---- Task material

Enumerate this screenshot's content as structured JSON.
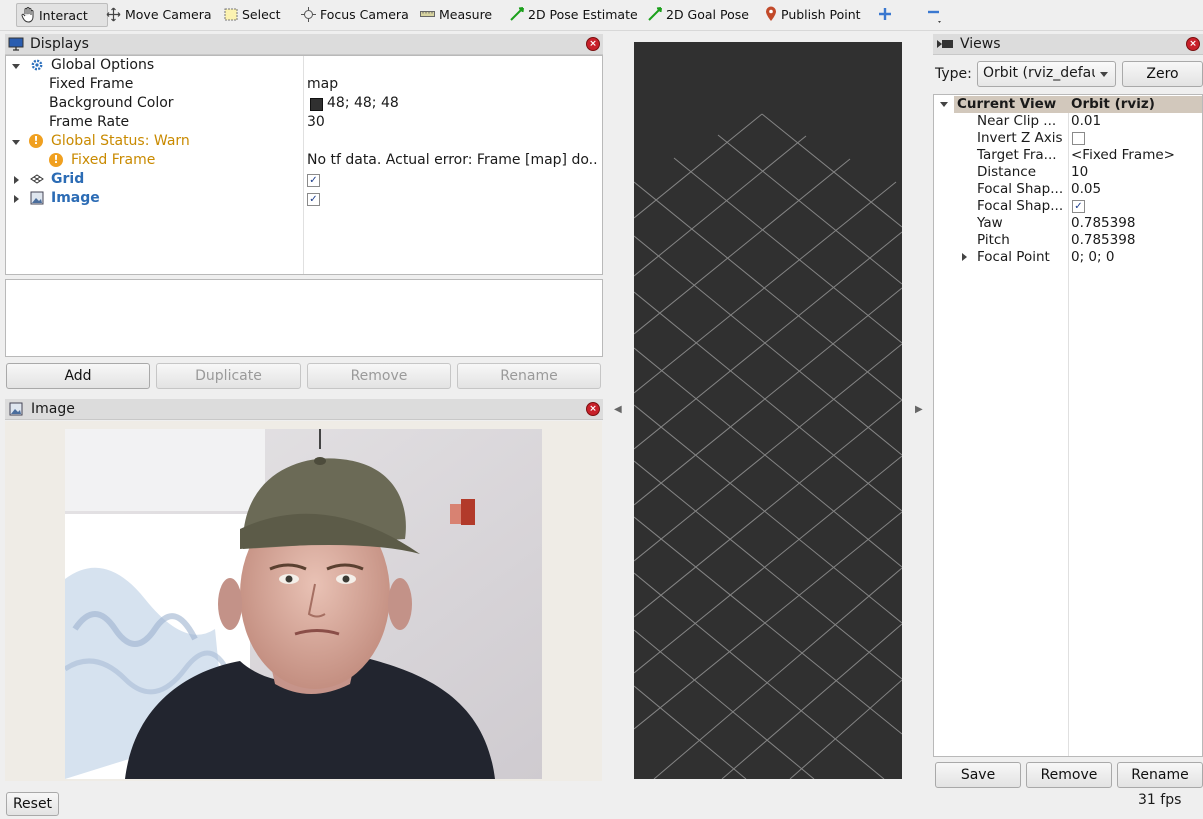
{
  "toolbar": {
    "interact": "Interact",
    "move_camera": "Move Camera",
    "select": "Select",
    "focus_camera": "Focus Camera",
    "measure": "Measure",
    "pose_estimate": "2D Pose Estimate",
    "goal_pose": "2D Goal Pose",
    "publish_point": "Publish Point"
  },
  "displays": {
    "title": "Displays",
    "global_options": "Global Options",
    "fixed_frame_label": "Fixed Frame",
    "fixed_frame_value": "map",
    "bg_color_label": "Background Color",
    "bg_color_value": "48; 48; 48",
    "bg_color_swatch": "#303030",
    "frame_rate_label": "Frame Rate",
    "frame_rate_value": "30",
    "global_status": "Global Status: Warn",
    "status_fixed_frame": "Fixed Frame",
    "status_error": "No tf data.  Actual error: Frame [map] do...",
    "grid": "Grid",
    "image": "Image",
    "buttons": {
      "add": "Add",
      "duplicate": "Duplicate",
      "remove": "Remove",
      "rename": "Rename"
    }
  },
  "image_panel": {
    "title": "Image"
  },
  "views": {
    "title": "Views",
    "type_label": "Type:",
    "type_value": "Orbit (rviz_defau",
    "zero": "Zero",
    "header_name": "Current View",
    "header_value": "Orbit (rviz)",
    "rows": [
      {
        "label": "Near Clip ...",
        "value": "0.01"
      },
      {
        "label": "Invert Z Axis",
        "value": ""
      },
      {
        "label": "Target Fra...",
        "value": "<Fixed Frame>"
      },
      {
        "label": "Distance",
        "value": "10"
      },
      {
        "label": "Focal Shap...",
        "value": "0.05"
      },
      {
        "label": "Focal Shap...",
        "value": ""
      },
      {
        "label": "Yaw",
        "value": "0.785398"
      },
      {
        "label": "Pitch",
        "value": "0.785398"
      },
      {
        "label": "Focal Point",
        "value": "0; 0; 0"
      }
    ],
    "buttons": {
      "save": "Save",
      "remove": "Remove",
      "rename": "Rename"
    }
  },
  "status_bar": {
    "reset": "Reset",
    "fps": "31 fps"
  }
}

--------

Task directions — Return to the listing above and set it down exactly, leaving out its pictures.

Full solution —
Enumerate this screenshot's content as structured JSON.
{
  "toolbar": {
    "interact": "Interact",
    "move_camera": "Move Camera",
    "select": "Select",
    "focus_camera": "Focus Camera",
    "measure": "Measure",
    "pose_estimate": "2D Pose Estimate",
    "goal_pose": "2D Goal Pose",
    "publish_point": "Publish Point"
  },
  "displays": {
    "title": "Displays",
    "global_options": "Global Options",
    "fixed_frame_label": "Fixed Frame",
    "fixed_frame_value": "map",
    "bg_color_label": "Background Color",
    "bg_color_value": "48; 48; 48",
    "bg_color_swatch": "#303030",
    "frame_rate_label": "Frame Rate",
    "frame_rate_value": "30",
    "global_status": "Global Status: Warn",
    "status_fixed_frame": "Fixed Frame",
    "status_error": "No tf data.  Actual error: Frame [map] do...",
    "grid": "Grid",
    "image": "Image",
    "buttons": {
      "add": "Add",
      "duplicate": "Duplicate",
      "remove": "Remove",
      "rename": "Rename"
    }
  },
  "image_panel": {
    "title": "Image"
  },
  "views": {
    "title": "Views",
    "type_label": "Type:",
    "type_value": "Orbit (rviz_defau",
    "zero": "Zero",
    "header_name": "Current View",
    "header_value": "Orbit (rviz)",
    "rows": [
      {
        "label": "Near Clip ...",
        "value": "0.01"
      },
      {
        "label": "Invert Z Axis",
        "value": ""
      },
      {
        "label": "Target Fra...",
        "value": "<Fixed Frame>"
      },
      {
        "label": "Distance",
        "value": "10"
      },
      {
        "label": "Focal Shap...",
        "value": "0.05"
      },
      {
        "label": "Focal Shap...",
        "value": ""
      },
      {
        "label": "Yaw",
        "value": "0.785398"
      },
      {
        "label": "Pitch",
        "value": "0.785398"
      },
      {
        "label": "Focal Point",
        "value": "0; 0; 0"
      }
    ],
    "buttons": {
      "save": "Save",
      "remove": "Remove",
      "rename": "Rename"
    }
  },
  "status_bar": {
    "reset": "Reset",
    "fps": "31 fps"
  }
}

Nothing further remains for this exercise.